- WORK TO COMPLETE
Each record is to be printed again precisely as it reads.

>> start DATA SUPPLIED

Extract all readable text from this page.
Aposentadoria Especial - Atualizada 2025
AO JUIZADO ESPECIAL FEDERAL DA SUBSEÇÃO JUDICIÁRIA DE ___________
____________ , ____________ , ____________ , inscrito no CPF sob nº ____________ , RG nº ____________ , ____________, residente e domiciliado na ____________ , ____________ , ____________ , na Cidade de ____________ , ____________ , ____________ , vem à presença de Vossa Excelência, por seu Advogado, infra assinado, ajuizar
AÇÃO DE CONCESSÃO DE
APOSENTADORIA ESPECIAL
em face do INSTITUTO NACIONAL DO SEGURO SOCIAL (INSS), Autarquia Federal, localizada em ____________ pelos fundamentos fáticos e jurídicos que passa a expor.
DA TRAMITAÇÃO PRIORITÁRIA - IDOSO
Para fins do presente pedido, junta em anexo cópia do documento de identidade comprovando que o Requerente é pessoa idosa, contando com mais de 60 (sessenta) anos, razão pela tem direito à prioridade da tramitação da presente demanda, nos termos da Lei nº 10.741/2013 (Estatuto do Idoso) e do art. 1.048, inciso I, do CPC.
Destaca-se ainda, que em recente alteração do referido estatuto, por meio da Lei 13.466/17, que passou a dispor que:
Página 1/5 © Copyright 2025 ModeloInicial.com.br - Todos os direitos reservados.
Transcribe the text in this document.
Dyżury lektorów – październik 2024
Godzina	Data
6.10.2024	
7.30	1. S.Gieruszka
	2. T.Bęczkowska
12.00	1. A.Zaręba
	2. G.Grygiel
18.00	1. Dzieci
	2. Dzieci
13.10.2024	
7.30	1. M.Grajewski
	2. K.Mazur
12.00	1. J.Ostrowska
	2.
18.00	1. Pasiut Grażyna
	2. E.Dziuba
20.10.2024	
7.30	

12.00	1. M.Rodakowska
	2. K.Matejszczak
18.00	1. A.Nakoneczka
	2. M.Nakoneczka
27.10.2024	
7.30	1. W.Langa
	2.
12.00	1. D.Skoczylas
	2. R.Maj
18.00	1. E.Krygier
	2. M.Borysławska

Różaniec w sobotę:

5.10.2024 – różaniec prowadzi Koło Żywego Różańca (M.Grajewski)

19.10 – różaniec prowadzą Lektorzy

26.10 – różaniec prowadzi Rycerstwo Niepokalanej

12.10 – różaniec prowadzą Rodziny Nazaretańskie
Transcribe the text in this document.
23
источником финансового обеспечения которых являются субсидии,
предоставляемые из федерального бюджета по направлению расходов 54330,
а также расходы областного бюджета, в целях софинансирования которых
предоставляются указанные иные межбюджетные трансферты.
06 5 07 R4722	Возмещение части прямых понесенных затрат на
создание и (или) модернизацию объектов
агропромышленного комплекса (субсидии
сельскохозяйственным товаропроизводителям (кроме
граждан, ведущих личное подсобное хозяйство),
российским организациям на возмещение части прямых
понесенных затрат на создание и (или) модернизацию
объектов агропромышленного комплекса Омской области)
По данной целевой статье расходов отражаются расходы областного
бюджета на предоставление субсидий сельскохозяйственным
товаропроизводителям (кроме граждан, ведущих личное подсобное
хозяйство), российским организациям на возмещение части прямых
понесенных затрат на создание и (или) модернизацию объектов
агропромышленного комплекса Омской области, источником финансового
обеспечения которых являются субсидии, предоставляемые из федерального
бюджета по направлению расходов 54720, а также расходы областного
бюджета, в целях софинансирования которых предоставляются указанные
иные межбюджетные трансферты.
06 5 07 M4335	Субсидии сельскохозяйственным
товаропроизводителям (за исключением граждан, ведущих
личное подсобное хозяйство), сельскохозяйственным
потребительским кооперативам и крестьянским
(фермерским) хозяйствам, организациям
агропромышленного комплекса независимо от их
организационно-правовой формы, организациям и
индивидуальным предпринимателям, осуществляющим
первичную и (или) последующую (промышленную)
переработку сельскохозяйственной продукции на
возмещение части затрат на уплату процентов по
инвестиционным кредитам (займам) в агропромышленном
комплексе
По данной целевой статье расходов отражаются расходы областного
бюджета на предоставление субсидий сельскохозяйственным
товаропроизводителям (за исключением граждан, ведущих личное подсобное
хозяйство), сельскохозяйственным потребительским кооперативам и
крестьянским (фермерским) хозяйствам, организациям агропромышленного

>> end DATA SUPPLIED

- RIGHT ANSWER
Extract all readable text from this page.
Aposentadoria Especial - Atualizada 2025
AO JUIZADO ESPECIAL FEDERAL DA SUBSEÇÃO JUDICIÁRIA DE ___________
____________ , ____________ , ____________ , inscrito no CPF sob nº ____________ , RG nº ____________ , ____________, residente e domiciliado na ____________ , ____________ , ____________ , na Cidade de ____________ , ____________ , ____________ , vem à presença de Vossa Excelência, por seu Advogado, infra assinado, ajuizar
AÇÃO DE CONCESSÃO DE
APOSENTADORIA ESPECIAL
em face do INSTITUTO NACIONAL DO SEGURO SOCIAL (INSS), Autarquia Federal, localizada em ____________ pelos fundamentos fáticos e jurídicos que passa a expor.
DA TRAMITAÇÃO PRIORITÁRIA - IDOSO
Para fins do presente pedido, junta em anexo cópia do documento de identidade comprovando que o Requerente é pessoa idosa, contando com mais de 60 (sessenta) anos, razão pela tem direito à prioridade da tramitação da presente demanda, nos termos da Lei nº 10.741/2013 (Estatuto do Idoso) e do art. 1.048, inciso I, do CPC.
Destaca-se ainda, que em recente alteração do referido estatuto, por meio da Lei 13.466/17, que passou a dispor que:
Página 1/5 © Copyright 2025 ModeloInicial.com.br - Todos os direitos reservados.
Transcribe the text in this document.
Dyżury lektorów – październik 2024
Godzina	Data
6.10.2024	
7.30	1. S.Gieruszka
	2. T.Bęczkowska
12.00	1. A.Zaręba
	2. G.Grygiel
18.00	1. Dzieci
	2. Dzieci
13.10.2024	
7.30	1. M.Grajewski
	2. K.Mazur
12.00	1. J.Ostrowska
	2.
18.00	1. Pasiut Grażyna
	2. E.Dziuba
20.10.2024	
7.30	

12.00	1. M.Rodakowska
	2. K.Matejszczak
18.00	1. A.Nakoneczka
	2. M.Nakoneczka
27.10.2024	
7.30	1. W.Langa
	2.
12.00	1. D.Skoczylas
	2. R.Maj
18.00	1. E.Krygier
	2. M.Borysławska

Różaniec w sobotę:

5.10.2024 – różaniec prowadzi Koło Żywego Różańca (M.Grajewski)

19.10 – różaniec prowadzą Lektorzy

26.10 – różaniec prowadzi Rycerstwo Niepokalanej

12.10 – różaniec prowadzą Rodziny Nazaretańskie
Transcribe the text in this document.
23
источником финансового обеспечения которых являются субсидии,
предоставляемые из федерального бюджета по направлению расходов 54330,
а также расходы областного бюджета, в целях софинансирования которых
предоставляются указанные иные межбюджетные трансферты.
06 5 07 R4722	Возмещение части прямых понесенных затрат на
создание и (или) модернизацию объектов
агропромышленного комплекса (субсидии
сельскохозяйственным товаропроизводителям (кроме
граждан, ведущих личное подсобное хозяйство),
российским организациям на возмещение части прямых
понесенных затрат на создание и (или) модернизацию
объектов агропромышленного комплекса Омской области)
По данной целевой статье расходов отражаются расходы областного
бюджета на предоставление субсидий сельскохозяйственным
товаропроизводителям (кроме граждан, ведущих личное подсобное
хозяйство), российским организациям на возмещение части прямых
понесенных затрат на создание и (или) модернизацию объектов
агропромышленного комплекса Омской области, источником финансового
обеспечения которых являются субсидии, предоставляемые из федерального
бюджета по направлению расходов 54720, а также расходы областного
бюджета, в целях софинансирования которых предоставляются указанные
иные межбюджетные трансферты.
06 5 07 M4335	Субсидии сельскохозяйственным
товаропроизводителям (за исключением граждан, ведущих
личное подсобное хозяйство), сельскохозяйственным
потребительским кооперативам и крестьянским
(фермерским) хозяйствам, организациям
агропромышленного комплекса независимо от их
организационно-правовой формы, организациям и
индивидуальным предпринимателям, осуществляющим
первичную и (или) последующую (промышленную)
переработку сельскохозяйственной продукции на
возмещение части затрат на уплату процентов по
инвестиционным кредитам (займам) в агропромышленном
комплексе
По данной целевой статье расходов отражаются расходы областного
бюджета на предоставление субсидий сельскохозяйственным
товаропроизводителям (за исключением граждан, ведущих личное подсобное
хозяйство), сельскохозяйственным потребительским кооперативам и
крестьянским (фермерским) хозяйствам, организациям агропромышленного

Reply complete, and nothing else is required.